Grad students Cheng and Qin win $250,000 Hertz fellowships
The Fannie and John Hertz Foundation has announced that first-year Princeton graduate student Albert Qin and incoming graduate student April Qiu Cheng are two of this year’s 19 recipients of the 2025 Hertz Fellowships in applied science, mathematics and engineering.
The highly competitive Hertz Fellowship provides five years of funding, offering fellows “the independence needed to pursue research that best advances our nation’s security and leads to life-changing innovations,” according to the fellowship announcement. Each Hertz fellow receives a stipend and full tuition support valued at more than $250,000.
“Hertz fellows embody the promise of future scientific breakthroughs, major engineering achievements and thought leadership that is vital to our future,” Stephen Fantone, chair of the Hertz Foundation board of directors, said in the announcement. “The newest recipients will direct research teams, serve in leadership positions in our government, and take the helm of major corporations and startups that impact our communities and the world.”

▶ **Tasks to complete**:
**1)** According to the Hertz fellowship article, how many years of funding does the Hertz Fellowship provide?
**2)** Continue the Hertz fellowship article from its last sentence.

[Layout region records]
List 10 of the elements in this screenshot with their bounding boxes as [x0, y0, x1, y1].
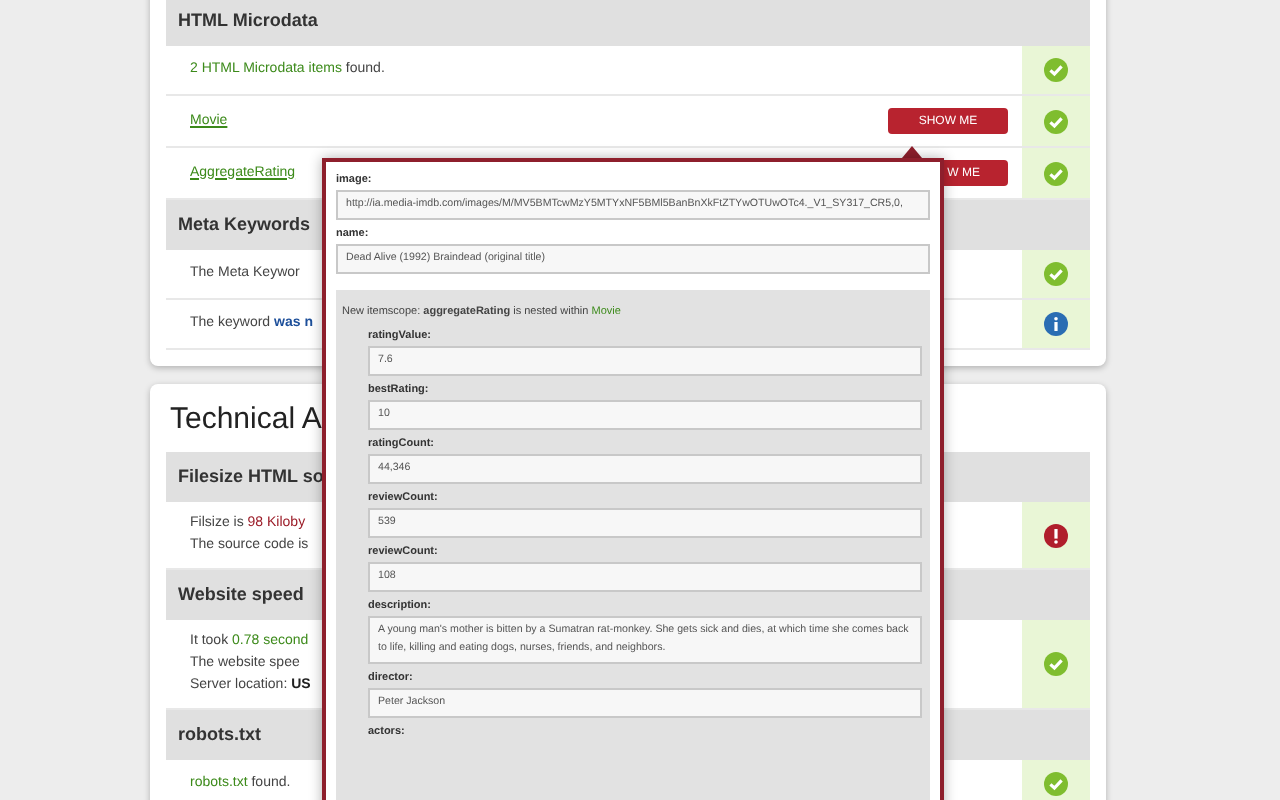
check-icon — [1044, 262, 1068, 286]
section-header: HTML Microdata — [166, 0, 1090, 46]
info-icon — [1044, 312, 1068, 336]
check-icon — [1044, 652, 1068, 676]
section-title: Technical A — [168, 400, 322, 440]
check-icon — [1044, 58, 1068, 82]
error-icon — [1044, 523, 1068, 547]
check-icon — [1044, 109, 1068, 133]
check-icon — [1044, 161, 1068, 185]
check-icon — [1044, 772, 1068, 796]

▶ **Exercise results**:
**1)** Five years.

**2)**
Launched in 1963, the Hertz Fellowship has supported more than 1,300 scientists and engineers who collectively hold more than 3,000 patents and count among their ranks two Nobel Prize laureates, 11 Breakthrough Prize winners, and recipients of the National Medal of Technology, the Fields Medal and the Turing Award. Princeton has had 58 Hertz fellows as graduate students.
April Qiu Cheng
Cheng intends to use gravity waves to study the universe. “Through my life, I have found myself inexplicably drawn upward, to exotic astrophysical phenomena that betray our most fundamental questions,” Cheng wrote in the Hertz fellowship application. “What are black holes? Where did they come from? And what does that tell us about the universe itself?”
The nascent field of gravitational wave cosmology depends on the exquisitely sensitive instruments in the LIGO consortium. Cheng looks forward to working with LIGO data in a research approach that balances data analysis, theory and modeling, they wrote in their application materials.
A 2023 graduate of the Massachusetts Institute of Technology, Cheng has spent a year as a Fulbright fellow at the Max Planck Institute for Gravitational Physics. They will begin their doctorate in astrophysics at Princeton in the fall. Cheng's previous awards include the Astronaut Scholarship, the MIT Outstanding Undergraduate Research Award, the MIT Barrett Prize and the Princeton President’s Fellowship.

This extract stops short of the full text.